What you have to do:
Make an exact copy of all the data.

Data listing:
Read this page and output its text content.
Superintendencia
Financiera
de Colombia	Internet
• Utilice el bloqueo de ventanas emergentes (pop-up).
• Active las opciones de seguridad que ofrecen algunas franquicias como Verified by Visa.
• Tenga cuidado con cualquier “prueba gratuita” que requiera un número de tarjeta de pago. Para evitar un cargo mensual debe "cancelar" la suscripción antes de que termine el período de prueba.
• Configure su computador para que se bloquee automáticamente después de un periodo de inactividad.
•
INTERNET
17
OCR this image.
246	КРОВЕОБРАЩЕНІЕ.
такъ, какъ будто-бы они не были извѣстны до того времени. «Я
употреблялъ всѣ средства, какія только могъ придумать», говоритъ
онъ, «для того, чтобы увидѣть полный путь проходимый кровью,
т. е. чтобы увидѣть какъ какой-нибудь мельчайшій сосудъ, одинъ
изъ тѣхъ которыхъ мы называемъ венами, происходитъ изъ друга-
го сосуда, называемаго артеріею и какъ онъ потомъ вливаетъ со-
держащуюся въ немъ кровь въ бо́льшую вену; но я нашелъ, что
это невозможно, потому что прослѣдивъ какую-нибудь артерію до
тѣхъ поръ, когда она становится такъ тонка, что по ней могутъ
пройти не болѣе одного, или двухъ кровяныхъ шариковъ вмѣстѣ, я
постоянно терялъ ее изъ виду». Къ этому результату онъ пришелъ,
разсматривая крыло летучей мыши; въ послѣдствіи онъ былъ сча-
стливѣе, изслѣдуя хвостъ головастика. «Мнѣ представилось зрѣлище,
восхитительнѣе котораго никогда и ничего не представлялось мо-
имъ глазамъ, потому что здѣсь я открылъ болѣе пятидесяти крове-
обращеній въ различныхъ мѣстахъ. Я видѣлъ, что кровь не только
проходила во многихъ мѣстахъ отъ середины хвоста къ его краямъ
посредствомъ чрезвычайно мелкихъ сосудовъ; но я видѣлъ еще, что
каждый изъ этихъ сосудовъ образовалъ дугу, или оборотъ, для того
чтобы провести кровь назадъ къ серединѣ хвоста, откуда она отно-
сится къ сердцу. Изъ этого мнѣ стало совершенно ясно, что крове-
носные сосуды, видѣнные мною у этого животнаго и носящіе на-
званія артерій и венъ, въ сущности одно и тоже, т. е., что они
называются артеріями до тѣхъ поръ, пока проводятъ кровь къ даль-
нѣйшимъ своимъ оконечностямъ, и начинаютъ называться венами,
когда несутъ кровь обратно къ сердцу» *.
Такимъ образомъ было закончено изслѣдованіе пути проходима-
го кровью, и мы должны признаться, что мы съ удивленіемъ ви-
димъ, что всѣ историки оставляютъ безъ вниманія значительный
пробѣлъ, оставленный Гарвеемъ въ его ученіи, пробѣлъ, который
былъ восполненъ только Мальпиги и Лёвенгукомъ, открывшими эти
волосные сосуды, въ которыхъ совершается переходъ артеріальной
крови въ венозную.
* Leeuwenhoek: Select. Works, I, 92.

Written answer:
Read this page and output its text content.
Superintendencia
Financiera
de Colombia	Internet
• Utilice el bloqueo de ventanas emergentes (pop-up).
• Active las opciones de seguridad que ofrecen algunas franquicias como Verified by Visa.
• Tenga cuidado con cualquier “prueba gratuita” que requiera un número de tarjeta de pago. Para evitar un cargo mensual debe "cancelar" la suscripción antes de que termine el período de prueba.
• Configure su computador para que se bloquee automáticamente después de un periodo de inactividad.
•
INTERNET
17
OCR this image.
246	КРОВЕОБРАЩЕНІЕ.
такъ, какъ будто-бы они не были извѣстны до того времени. «Я
употреблялъ всѣ средства, какія только могъ придумать», говоритъ
онъ, «для того, чтобы увидѣть полный путь проходимый кровью,
т. е. чтобы увидѣть какъ какой-нибудь мельчайшій сосудъ, одинъ
изъ тѣхъ которыхъ мы называемъ венами, происходитъ изъ друга-
го сосуда, называемаго артеріею и какъ онъ потомъ вливаетъ со-
держащуюся въ немъ кровь въ бо́льшую вену; но я нашелъ, что
это невозможно, потому что прослѣдивъ какую-нибудь артерію до
тѣхъ поръ, когда она становится такъ тонка, что по ней могутъ
пройти не болѣе одного, или двухъ кровяныхъ шариковъ вмѣстѣ, я
постоянно терялъ ее изъ виду». Къ этому результату онъ пришелъ,
разсматривая крыло летучей мыши; въ послѣдствіи онъ былъ сча-
стливѣе, изслѣдуя хвостъ головастика. «Мнѣ представилось зрѣлище,
восхитительнѣе котораго никогда и ничего не представлялось мо-
имъ глазамъ, потому что здѣсь я открылъ болѣе пятидесяти крове-
обращеній въ различныхъ мѣстахъ. Я видѣлъ, что кровь не только
проходила во многихъ мѣстахъ отъ середины хвоста къ его краямъ
посредствомъ чрезвычайно мелкихъ сосудовъ; но я видѣлъ еще, что
каждый изъ этихъ сосудовъ образовалъ дугу, или оборотъ, для того
чтобы провести кровь назадъ къ серединѣ хвоста, откуда она отно-
сится къ сердцу. Изъ этого мнѣ стало совершенно ясно, что крове-
носные сосуды, видѣнные мною у этого животнаго и носящіе на-
званія артерій и венъ, въ сущности одно и тоже, т. е., что они
называются артеріями до тѣхъ поръ, пока проводятъ кровь къ даль-
нѣйшимъ своимъ оконечностямъ, и начинаютъ называться венами,
когда несутъ кровь обратно къ сердцу» *.
Такимъ образомъ было закончено изслѣдованіе пути проходима-
го кровью, и мы должны признаться, что мы съ удивленіемъ ви-
димъ, что всѣ историки оставляютъ безъ вниманія значительный
пробѣлъ, оставленный Гарвеемъ въ его ученіи, пробѣлъ, который
былъ восполненъ только Мальпиги и Лёвенгукомъ, открывшими эти
волосные сосуды, въ которыхъ совершается переходъ артеріальной
крови въ венозную.
* Leeuwenhoek: Select. Works, I, 92.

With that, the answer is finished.